- THE EXERCISE -
Reproduce the listing below verbatim.

[Collected data entries]
========================================
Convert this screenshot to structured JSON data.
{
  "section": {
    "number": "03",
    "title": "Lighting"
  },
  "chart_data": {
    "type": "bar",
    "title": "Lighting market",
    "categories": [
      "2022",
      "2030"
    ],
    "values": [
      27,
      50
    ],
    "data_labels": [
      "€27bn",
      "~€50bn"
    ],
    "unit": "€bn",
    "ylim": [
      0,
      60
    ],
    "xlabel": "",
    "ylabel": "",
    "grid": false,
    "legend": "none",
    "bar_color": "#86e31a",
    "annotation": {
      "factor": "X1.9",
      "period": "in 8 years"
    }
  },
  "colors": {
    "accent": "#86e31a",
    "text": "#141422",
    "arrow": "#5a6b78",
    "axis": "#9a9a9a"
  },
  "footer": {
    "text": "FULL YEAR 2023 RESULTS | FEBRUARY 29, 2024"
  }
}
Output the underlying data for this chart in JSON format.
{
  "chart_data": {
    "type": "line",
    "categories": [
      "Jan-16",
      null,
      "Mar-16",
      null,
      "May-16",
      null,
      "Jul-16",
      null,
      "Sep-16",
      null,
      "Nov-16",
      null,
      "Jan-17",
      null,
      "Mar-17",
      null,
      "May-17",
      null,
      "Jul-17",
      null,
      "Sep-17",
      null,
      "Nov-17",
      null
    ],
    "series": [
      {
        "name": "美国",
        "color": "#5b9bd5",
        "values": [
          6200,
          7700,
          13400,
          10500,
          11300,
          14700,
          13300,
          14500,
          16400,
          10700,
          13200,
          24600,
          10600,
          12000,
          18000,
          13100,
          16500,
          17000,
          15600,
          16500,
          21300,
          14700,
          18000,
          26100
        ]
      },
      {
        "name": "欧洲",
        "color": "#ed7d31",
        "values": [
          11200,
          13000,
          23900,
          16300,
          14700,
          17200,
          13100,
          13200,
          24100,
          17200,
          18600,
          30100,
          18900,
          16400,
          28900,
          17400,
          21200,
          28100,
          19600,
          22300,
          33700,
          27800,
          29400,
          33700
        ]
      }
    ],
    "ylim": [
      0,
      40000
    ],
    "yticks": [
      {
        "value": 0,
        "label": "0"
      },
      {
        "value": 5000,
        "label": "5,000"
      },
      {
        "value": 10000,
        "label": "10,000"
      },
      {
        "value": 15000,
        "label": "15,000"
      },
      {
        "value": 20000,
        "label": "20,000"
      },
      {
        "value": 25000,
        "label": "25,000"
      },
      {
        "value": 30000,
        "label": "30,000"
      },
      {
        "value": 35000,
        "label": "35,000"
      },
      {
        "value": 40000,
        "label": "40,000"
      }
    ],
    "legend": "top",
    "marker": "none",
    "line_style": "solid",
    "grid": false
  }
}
========================================
- TASK RESULT -
Convert this screenshot to structured JSON data.
{
  "section": {
    "number": "03",
    "title": "Lighting"
  },
  "chart_data": {
    "type": "bar",
    "title": "Lighting market",
    "categories": [
      "2022",
      "2030"
    ],
    "values": [
      27,
      50
    ],
    "data_labels": [
      "€27bn",
      "~€50bn"
    ],
    "unit": "€bn",
    "ylim": [
      0,
      60
    ],
    "xlabel": "",
    "ylabel": "",
    "grid": false,
    "legend": "none",
    "bar_color": "#86e31a",
    "annotation": {
      "factor": "X1.9",
      "period": "in 8 years"
    }
  },
  "colors": {
    "accent": "#86e31a",
    "text": "#141422",
    "arrow": "#5a6b78",
    "axis": "#9a9a9a"
  },
  "footer": {
    "text": "FULL YEAR 2023 RESULTS | FEBRUARY 29, 2024"
  }
}
Output the underlying data for this chart in JSON format.
{
  "chart_data": {
    "type": "line",
    "categories": [
      "Jan-16",
      null,
      "Mar-16",
      null,
      "May-16",
      null,
      "Jul-16",
      null,
      "Sep-16",
      null,
      "Nov-16",
      null,
      "Jan-17",
      null,
      "Mar-17",
      null,
      "May-17",
      null,
      "Jul-17",
      null,
      "Sep-17",
      null,
      "Nov-17",
      null
    ],
    "series": [
      {
        "name": "美国",
        "color": "#5b9bd5",
        "values": [
          6200,
          7700,
          13400,
          10500,
          11300,
          14700,
          13300,
          14500,
          16400,
          10700,
          13200,
          24600,
          10600,
          12000,
          18000,
          13100,
          16500,
          17000,
          15600,
          16500,
          21300,
          14700,
          18000,
          26100
        ]
      },
      {
        "name": "欧洲",
        "color": "#ed7d31",
        "values": [
          11200,
          13000,
          23900,
          16300,
          14700,
          17200,
          13100,
          13200,
          24100,
          17200,
          18600,
          30100,
          18900,
          16400,
          28900,
          17400,
          21200,
          28100,
          19600,
          22300,
          33700,
          27800,
          29400,
          33700
        ]
      }
    ],
    "ylim": [
      0,
      40000
    ],
    "yticks": [
      {
        "value": 0,
        "label": "0"
      },
      {
        "value": 5000,
        "label": "5,000"
      },
      {
        "value": 10000,
        "label": "10,000"
      },
      {
        "value": 15000,
        "label": "15,000"
      },
      {
        "value": 20000,
        "label": "20,000"
      },
      {
        "value": 25000,
        "label": "25,000"
      },
      {
        "value": 30000,
        "label": "30,000"
      },
      {
        "value": 35000,
        "label": "35,000"
      },
      {
        "value": 40000,
        "label": "40,000"
      }
    ],
    "legend": "top",
    "marker": "none",
    "line_style": "solid",
    "grid": false
  }
}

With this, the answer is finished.